_Exercise_.
Beginning at the line containing "Transcribe the text in this document.", output every line to the end of the data below exactly as it appears.
## start Records shown
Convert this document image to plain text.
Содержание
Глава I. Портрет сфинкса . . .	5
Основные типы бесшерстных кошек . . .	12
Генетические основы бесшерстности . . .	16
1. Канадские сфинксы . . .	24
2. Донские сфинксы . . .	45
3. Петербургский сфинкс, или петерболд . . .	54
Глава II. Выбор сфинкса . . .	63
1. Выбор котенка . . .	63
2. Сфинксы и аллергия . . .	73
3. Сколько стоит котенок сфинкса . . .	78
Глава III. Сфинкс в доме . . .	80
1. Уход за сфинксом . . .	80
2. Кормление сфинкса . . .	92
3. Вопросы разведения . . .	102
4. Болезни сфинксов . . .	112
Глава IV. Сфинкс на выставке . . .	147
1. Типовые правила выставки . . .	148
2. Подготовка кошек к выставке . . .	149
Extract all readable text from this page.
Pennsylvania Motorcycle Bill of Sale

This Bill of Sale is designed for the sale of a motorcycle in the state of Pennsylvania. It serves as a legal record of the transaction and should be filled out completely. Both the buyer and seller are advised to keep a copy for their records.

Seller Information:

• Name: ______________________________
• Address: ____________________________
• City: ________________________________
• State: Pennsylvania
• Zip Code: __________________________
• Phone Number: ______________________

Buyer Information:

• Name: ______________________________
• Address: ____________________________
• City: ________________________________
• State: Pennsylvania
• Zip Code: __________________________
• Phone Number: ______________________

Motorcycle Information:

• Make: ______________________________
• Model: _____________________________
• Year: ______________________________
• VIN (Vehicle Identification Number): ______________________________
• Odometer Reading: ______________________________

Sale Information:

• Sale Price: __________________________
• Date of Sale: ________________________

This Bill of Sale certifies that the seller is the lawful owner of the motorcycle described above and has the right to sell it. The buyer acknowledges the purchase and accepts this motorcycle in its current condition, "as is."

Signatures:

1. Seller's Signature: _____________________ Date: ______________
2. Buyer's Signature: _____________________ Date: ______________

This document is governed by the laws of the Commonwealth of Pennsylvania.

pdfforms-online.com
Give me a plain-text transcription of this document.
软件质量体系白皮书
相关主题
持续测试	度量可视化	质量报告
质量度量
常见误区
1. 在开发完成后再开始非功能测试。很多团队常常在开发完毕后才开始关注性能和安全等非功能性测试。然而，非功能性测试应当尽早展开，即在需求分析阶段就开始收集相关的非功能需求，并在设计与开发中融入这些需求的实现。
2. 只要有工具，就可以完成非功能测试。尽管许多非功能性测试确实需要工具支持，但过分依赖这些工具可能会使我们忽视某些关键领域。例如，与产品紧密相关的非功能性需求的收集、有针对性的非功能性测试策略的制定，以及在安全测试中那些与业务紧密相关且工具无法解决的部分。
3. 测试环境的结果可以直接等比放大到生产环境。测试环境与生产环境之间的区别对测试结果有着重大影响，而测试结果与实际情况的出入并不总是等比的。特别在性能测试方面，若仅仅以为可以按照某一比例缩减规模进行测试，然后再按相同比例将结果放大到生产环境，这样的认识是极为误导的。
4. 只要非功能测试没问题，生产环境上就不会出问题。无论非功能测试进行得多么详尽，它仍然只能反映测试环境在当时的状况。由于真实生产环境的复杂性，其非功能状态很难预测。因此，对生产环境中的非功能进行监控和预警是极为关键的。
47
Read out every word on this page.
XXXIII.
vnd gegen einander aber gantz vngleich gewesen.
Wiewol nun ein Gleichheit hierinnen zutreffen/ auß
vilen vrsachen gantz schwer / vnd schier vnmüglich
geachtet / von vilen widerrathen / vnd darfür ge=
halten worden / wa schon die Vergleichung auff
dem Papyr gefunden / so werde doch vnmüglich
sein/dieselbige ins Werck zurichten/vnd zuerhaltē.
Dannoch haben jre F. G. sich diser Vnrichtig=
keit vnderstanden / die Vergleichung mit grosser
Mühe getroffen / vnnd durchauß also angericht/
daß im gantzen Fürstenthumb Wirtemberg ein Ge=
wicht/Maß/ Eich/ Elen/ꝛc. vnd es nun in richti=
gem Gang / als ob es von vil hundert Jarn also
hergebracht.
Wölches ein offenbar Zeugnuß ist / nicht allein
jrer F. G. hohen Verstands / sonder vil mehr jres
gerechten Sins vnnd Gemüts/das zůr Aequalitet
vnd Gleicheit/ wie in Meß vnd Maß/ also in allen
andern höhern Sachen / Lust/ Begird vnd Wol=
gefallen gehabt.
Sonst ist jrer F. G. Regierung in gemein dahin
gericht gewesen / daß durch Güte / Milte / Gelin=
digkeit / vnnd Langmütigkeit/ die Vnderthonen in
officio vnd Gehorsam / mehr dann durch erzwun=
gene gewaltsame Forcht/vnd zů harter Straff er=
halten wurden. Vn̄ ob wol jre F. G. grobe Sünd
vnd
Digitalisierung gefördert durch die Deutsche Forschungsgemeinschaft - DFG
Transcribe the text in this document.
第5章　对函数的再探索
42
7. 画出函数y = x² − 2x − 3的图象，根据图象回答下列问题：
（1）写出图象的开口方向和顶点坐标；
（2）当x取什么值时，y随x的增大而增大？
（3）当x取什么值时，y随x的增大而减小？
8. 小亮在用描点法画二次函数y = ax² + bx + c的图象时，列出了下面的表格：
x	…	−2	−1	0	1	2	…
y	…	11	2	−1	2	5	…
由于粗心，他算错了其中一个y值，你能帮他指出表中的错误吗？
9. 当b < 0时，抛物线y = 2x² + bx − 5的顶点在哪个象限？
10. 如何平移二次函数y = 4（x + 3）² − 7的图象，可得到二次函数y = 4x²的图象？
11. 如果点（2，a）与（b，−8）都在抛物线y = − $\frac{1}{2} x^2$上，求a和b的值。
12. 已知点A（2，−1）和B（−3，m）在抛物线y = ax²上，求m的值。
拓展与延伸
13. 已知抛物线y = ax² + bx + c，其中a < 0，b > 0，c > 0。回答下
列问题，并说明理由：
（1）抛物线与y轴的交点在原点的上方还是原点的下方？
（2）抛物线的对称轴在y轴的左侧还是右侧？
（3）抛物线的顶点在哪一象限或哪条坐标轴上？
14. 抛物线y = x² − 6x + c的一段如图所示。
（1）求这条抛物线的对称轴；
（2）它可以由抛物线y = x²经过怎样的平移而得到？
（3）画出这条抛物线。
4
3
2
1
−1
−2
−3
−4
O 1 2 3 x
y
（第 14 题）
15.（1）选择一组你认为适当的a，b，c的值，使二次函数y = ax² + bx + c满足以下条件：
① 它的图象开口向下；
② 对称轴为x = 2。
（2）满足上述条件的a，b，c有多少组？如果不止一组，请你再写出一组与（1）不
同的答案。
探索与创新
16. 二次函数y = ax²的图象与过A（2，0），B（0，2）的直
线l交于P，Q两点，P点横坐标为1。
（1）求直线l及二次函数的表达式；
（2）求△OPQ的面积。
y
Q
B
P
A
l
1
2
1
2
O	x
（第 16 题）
## end Records shown
_Solution for this exercise_.
Transcribe the text in this document.
第5章　对函数的再探索
42
7. 画出函数y = x² − 2x − 3的图象，根据图象回答下列问题：
（1）写出图象的开口方向和顶点坐标；
（2）当x取什么值时，y随x的增大而增大？
（3）当x取什么值时，y随x的增大而减小？
8. 小亮在用描点法画二次函数y = ax² + bx + c的图象时，列出了下面的表格：
x	…	−2	−1	0	1	2	…
y	…	11	2	−1	2	5	…
由于粗心，他算错了其中一个y值，你能帮他指出表中的错误吗？
9. 当b < 0时，抛物线y = 2x² + bx − 5的顶点在哪个象限？
10. 如何平移二次函数y = 4（x + 3）² − 7的图象，可得到二次函数y = 4x²的图象？
11. 如果点（2，a）与（b，−8）都在抛物线y = − $\frac{1}{2} x^2$上，求a和b的值。
12. 已知点A（2，−1）和B（−3，m）在抛物线y = ax²上，求m的值。
拓展与延伸
13. 已知抛物线y = ax² + bx + c，其中a < 0，b > 0，c > 0。回答下
列问题，并说明理由：
（1）抛物线与y轴的交点在原点的上方还是原点的下方？
（2）抛物线的对称轴在y轴的左侧还是右侧？
（3）抛物线的顶点在哪一象限或哪条坐标轴上？
14. 抛物线y = x² − 6x + c的一段如图所示。
（1）求这条抛物线的对称轴；
（2）它可以由抛物线y = x²经过怎样的平移而得到？
（3）画出这条抛物线。
4
3
2
1
−1
−2
−3
−4
O 1 2 3 x
y
（第 14 题）
15.（1）选择一组你认为适当的a，b，c的值，使二次函数y = ax² + bx + c满足以下条件：
① 它的图象开口向下；
② 对称轴为x = 2。
（2）满足上述条件的a，b，c有多少组？如果不止一组，请你再写出一组与（1）不
同的答案。
探索与创新
16. 二次函数y = ax²的图象与过A（2，0），B（0，2）的直
线l交于P，Q两点，P点横坐标为1。
（1）求直线l及二次函数的表达式；
（2）求△OPQ的面积。
y
Q
B
P
A
l
1
2
1
2
O	x
（第 16 题）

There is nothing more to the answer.